Given exercise ::
Each entry below is to be duplicated verbatim.

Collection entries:
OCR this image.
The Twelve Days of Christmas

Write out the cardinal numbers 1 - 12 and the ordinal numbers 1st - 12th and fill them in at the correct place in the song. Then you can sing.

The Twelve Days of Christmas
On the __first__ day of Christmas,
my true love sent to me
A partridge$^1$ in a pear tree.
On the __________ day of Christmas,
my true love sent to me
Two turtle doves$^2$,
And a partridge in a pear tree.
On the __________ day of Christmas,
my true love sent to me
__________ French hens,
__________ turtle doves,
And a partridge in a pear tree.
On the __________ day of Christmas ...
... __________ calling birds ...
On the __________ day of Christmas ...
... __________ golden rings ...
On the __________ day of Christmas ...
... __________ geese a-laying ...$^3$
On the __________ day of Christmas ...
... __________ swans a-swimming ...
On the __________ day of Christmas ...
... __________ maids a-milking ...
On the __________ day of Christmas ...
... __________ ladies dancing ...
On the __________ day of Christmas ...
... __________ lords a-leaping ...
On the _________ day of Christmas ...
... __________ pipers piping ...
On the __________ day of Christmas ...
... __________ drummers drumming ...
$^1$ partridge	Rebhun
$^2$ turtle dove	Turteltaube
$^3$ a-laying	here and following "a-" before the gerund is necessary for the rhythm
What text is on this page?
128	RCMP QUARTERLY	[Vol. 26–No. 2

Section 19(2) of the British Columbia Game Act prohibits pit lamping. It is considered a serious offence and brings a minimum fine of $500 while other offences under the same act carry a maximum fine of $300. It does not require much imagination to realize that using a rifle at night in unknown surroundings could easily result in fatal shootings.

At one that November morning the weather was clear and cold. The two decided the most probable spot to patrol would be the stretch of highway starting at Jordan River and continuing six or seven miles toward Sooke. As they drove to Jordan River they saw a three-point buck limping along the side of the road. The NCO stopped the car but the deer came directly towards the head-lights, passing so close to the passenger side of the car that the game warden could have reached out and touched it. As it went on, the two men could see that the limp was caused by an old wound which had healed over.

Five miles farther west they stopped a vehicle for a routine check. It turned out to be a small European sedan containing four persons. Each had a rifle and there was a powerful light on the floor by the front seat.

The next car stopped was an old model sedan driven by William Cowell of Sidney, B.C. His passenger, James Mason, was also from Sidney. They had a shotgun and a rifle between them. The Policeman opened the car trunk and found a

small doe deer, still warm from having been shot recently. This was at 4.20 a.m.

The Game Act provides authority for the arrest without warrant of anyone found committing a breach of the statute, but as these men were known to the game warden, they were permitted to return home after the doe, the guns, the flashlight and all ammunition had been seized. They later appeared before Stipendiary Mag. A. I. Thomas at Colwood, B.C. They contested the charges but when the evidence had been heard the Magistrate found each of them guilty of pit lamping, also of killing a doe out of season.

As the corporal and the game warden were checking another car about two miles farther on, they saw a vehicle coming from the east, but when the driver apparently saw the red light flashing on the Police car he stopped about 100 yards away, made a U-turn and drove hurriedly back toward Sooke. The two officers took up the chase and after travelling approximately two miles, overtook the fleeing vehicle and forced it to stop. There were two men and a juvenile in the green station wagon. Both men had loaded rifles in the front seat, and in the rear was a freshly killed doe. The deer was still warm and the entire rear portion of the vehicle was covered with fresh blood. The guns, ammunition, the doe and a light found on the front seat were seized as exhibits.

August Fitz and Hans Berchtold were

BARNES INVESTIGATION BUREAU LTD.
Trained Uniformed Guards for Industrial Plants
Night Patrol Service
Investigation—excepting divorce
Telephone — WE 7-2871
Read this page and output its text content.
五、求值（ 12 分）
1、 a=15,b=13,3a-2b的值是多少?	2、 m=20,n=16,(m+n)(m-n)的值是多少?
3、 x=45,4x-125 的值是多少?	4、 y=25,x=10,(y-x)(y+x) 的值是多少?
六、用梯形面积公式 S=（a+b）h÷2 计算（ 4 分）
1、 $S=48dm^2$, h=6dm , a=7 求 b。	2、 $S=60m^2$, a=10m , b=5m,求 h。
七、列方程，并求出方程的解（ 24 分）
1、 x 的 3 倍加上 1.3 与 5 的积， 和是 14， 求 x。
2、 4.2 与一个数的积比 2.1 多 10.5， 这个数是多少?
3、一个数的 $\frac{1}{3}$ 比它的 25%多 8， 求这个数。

The answer ::
OCR this image.
The Twelve Days of Christmas

Write out the cardinal numbers 1 - 12 and the ordinal numbers 1st - 12th and fill them in at the correct place in the song. Then you can sing.

The Twelve Days of Christmas
On the __first__ day of Christmas,
my true love sent to me
A partridge$^1$ in a pear tree.
On the __________ day of Christmas,
my true love sent to me
Two turtle doves$^2$,
And a partridge in a pear tree.
On the __________ day of Christmas,
my true love sent to me
__________ French hens,
__________ turtle doves,
And a partridge in a pear tree.
On the __________ day of Christmas ...
... __________ calling birds ...
On the __________ day of Christmas ...
... __________ golden rings ...
On the __________ day of Christmas ...
... __________ geese a-laying ...$^3$
On the __________ day of Christmas ...
... __________ swans a-swimming ...
On the __________ day of Christmas ...
... __________ maids a-milking ...
On the __________ day of Christmas ...
... __________ ladies dancing ...
On the __________ day of Christmas ...
... __________ lords a-leaping ...
On the _________ day of Christmas ...
... __________ pipers piping ...
On the __________ day of Christmas ...
... __________ drummers drumming ...
$^1$ partridge	Rebhun
$^2$ turtle dove	Turteltaube
$^3$ a-laying	here and following "a-" before the gerund is necessary for the rhythm
What text is on this page?
128	RCMP QUARTERLY	[Vol. 26–No. 2

Section 19(2) of the British Columbia Game Act prohibits pit lamping. It is considered a serious offence and brings a minimum fine of $500 while other offences under the same act carry a maximum fine of $300. It does not require much imagination to realize that using a rifle at night in unknown surroundings could easily result in fatal shootings.

At one that November morning the weather was clear and cold. The two decided the most probable spot to patrol would be the stretch of highway starting at Jordan River and continuing six or seven miles toward Sooke. As they drove to Jordan River they saw a three-point buck limping along the side of the road. The NCO stopped the car but the deer came directly towards the head-lights, passing so close to the passenger side of the car that the game warden could have reached out and touched it. As it went on, the two men could see that the limp was caused by an old wound which had healed over.

Five miles farther west they stopped a vehicle for a routine check. It turned out to be a small European sedan containing four persons. Each had a rifle and there was a powerful light on the floor by the front seat.

The next car stopped was an old model sedan driven by William Cowell of Sidney, B.C. His passenger, James Mason, was also from Sidney. They had a shotgun and a rifle between them. The Policeman opened the car trunk and found a

small doe deer, still warm from having been shot recently. This was at 4.20 a.m.

The Game Act provides authority for the arrest without warrant of anyone found committing a breach of the statute, but as these men were known to the game warden, they were permitted to return home after the doe, the guns, the flashlight and all ammunition had been seized. They later appeared before Stipendiary Mag. A. I. Thomas at Colwood, B.C. They contested the charges but when the evidence had been heard the Magistrate found each of them guilty of pit lamping, also of killing a doe out of season.

As the corporal and the game warden were checking another car about two miles farther on, they saw a vehicle coming from the east, but when the driver apparently saw the red light flashing on the Police car he stopped about 100 yards away, made a U-turn and drove hurriedly back toward Sooke. The two officers took up the chase and after travelling approximately two miles, overtook the fleeing vehicle and forced it to stop. There were two men and a juvenile in the green station wagon. Both men had loaded rifles in the front seat, and in the rear was a freshly killed doe. The deer was still warm and the entire rear portion of the vehicle was covered with fresh blood. The guns, ammunition, the doe and a light found on the front seat were seized as exhibits.

August Fitz and Hans Berchtold were

BARNES INVESTIGATION BUREAU LTD.
Trained Uniformed Guards for Industrial Plants
Night Patrol Service
Investigation—excepting divorce
Telephone — WE 7-2871
Read this page and output its text content.
五、求值（ 12 分）
1、 a=15,b=13,3a-2b的值是多少?	2、 m=20,n=16,(m+n)(m-n)的值是多少?
3、 x=45,4x-125 的值是多少?	4、 y=25,x=10,(y-x)(y+x) 的值是多少?
六、用梯形面积公式 S=（a+b）h÷2 计算（ 4 分）
1、 $S=48dm^2$, h=6dm , a=7 求 b。	2、 $S=60m^2$, a=10m , b=5m,求 h。
七、列方程，并求出方程的解（ 24 分）
1、 x 的 3 倍加上 1.3 与 5 的积， 和是 14， 求 x。
2、 4.2 与一个数的积比 2.1 多 10.5， 这个数是多少?
3、一个数的 $\frac{1}{3}$ 比它的 25%多 8， 求这个数。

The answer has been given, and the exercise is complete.